**Problem to solve**
Pictures do not belong in your copy. Repeat all the other data exactly.

___ Material shown ___

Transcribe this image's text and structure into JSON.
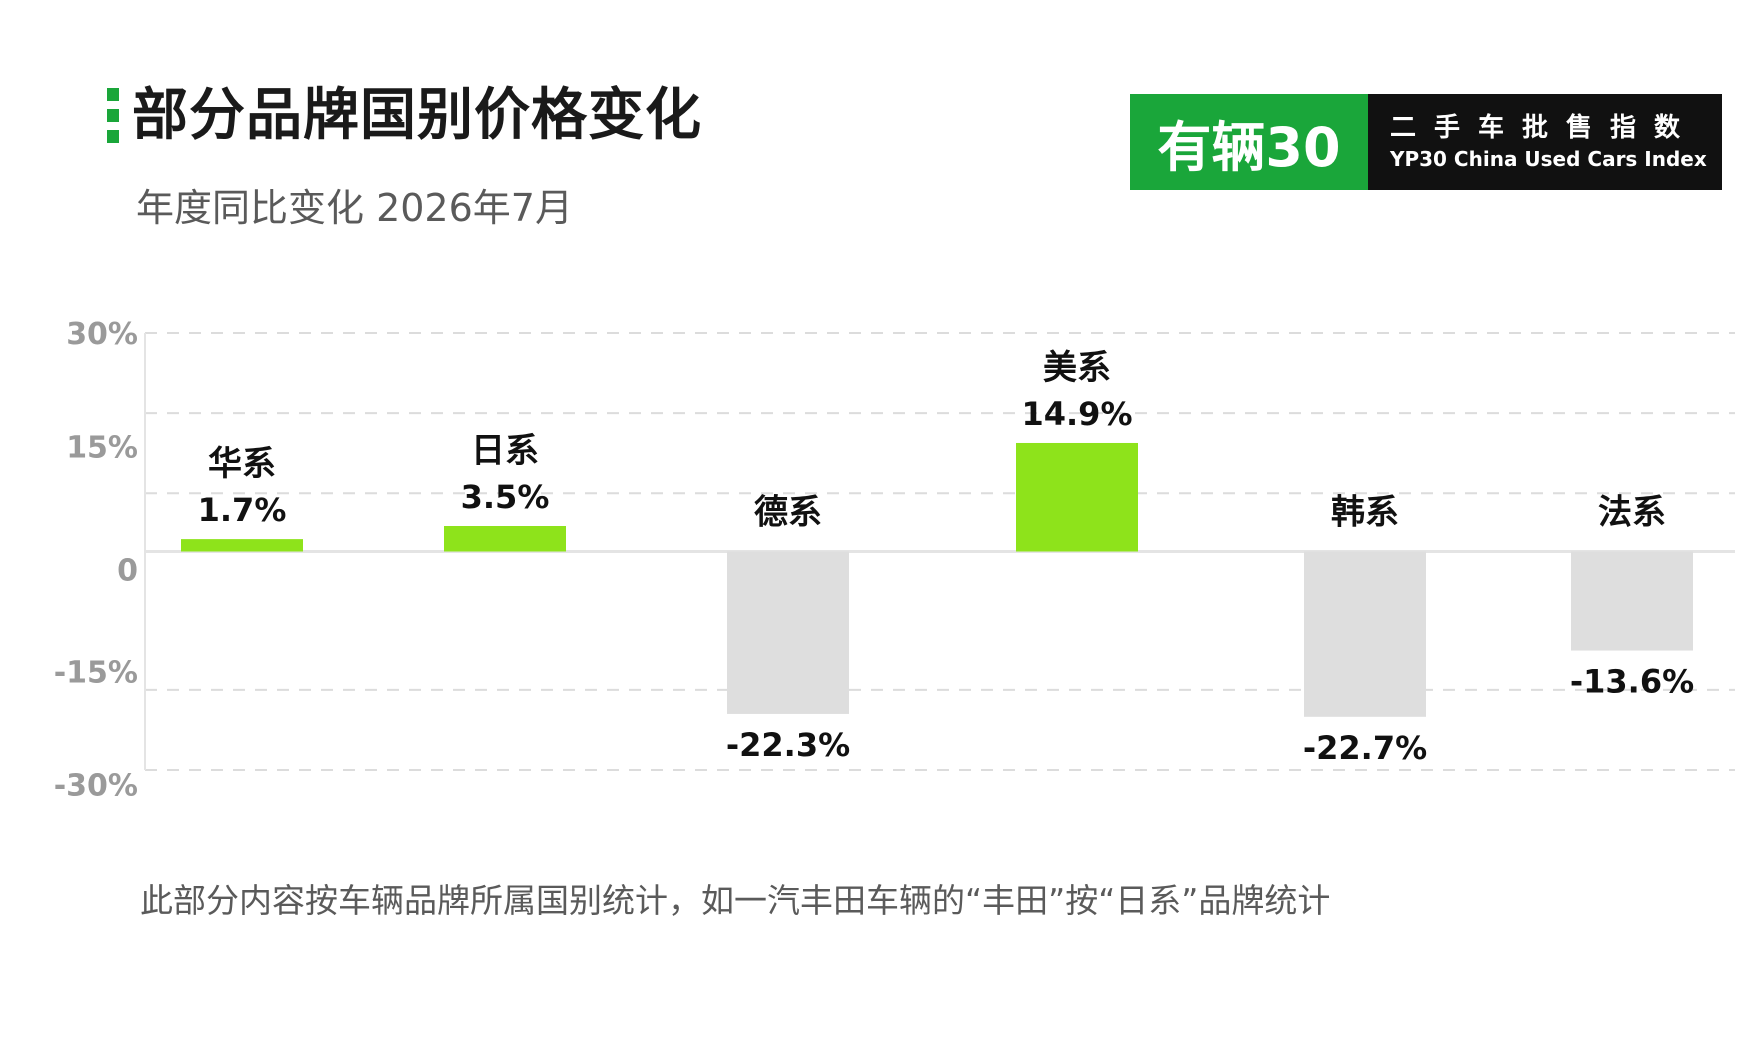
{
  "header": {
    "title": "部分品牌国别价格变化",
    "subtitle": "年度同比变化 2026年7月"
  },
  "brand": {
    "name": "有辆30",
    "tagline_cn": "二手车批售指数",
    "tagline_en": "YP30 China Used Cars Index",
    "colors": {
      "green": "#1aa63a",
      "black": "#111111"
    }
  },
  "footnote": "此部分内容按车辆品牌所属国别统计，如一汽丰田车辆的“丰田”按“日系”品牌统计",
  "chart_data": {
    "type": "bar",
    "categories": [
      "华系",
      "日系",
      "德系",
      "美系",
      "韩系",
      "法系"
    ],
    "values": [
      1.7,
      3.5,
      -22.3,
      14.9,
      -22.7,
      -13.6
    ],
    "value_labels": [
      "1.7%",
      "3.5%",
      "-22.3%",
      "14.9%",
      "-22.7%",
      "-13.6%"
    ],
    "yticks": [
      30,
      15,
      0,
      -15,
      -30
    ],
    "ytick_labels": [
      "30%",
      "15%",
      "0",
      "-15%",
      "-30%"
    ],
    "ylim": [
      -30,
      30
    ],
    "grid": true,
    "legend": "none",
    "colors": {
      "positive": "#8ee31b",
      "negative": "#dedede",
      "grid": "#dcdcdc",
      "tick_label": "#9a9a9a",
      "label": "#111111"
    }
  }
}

___

**Completed exercise**
Transcribe this image's text and structure into JSON.
{
  "header": {
    "title": "部分品牌国别价格变化",
    "subtitle": "年度同比变化 2026年7月"
  },
  "brand": {
    "name": "有辆30",
    "tagline_cn": "二手车批售指数",
    "tagline_en": "YP30 China Used Cars Index",
    "colors": {
      "green": "#1aa63a",
      "black": "#111111"
    }
  },
  "footnote": "此部分内容按车辆品牌所属国别统计，如一汽丰田车辆的“丰田”按“日系”品牌统计",
  "chart_data": {
    "type": "bar",
    "categories": [
      "华系",
      "日系",
      "德系",
      "美系",
      "韩系",
      "法系"
    ],
    "values": [
      1.7,
      3.5,
      -22.3,
      14.9,
      -22.7,
      -13.6
    ],
    "value_labels": [
      "1.7%",
      "3.5%",
      "-22.3%",
      "14.9%",
      "-22.7%",
      "-13.6%"
    ],
    "yticks": [
      30,
      15,
      0,
      -15,
      -30
    ],
    "ytick_labels": [
      "30%",
      "15%",
      "0",
      "-15%",
      "-30%"
    ],
    "ylim": [
      -30,
      30
    ],
    "grid": true,
    "legend": "none",
    "colors": {
      "positive": "#8ee31b",
      "negative": "#dedede",
      "grid": "#dcdcdc",
      "tick_label": "#9a9a9a",
      "label": "#111111"
    }
  }
}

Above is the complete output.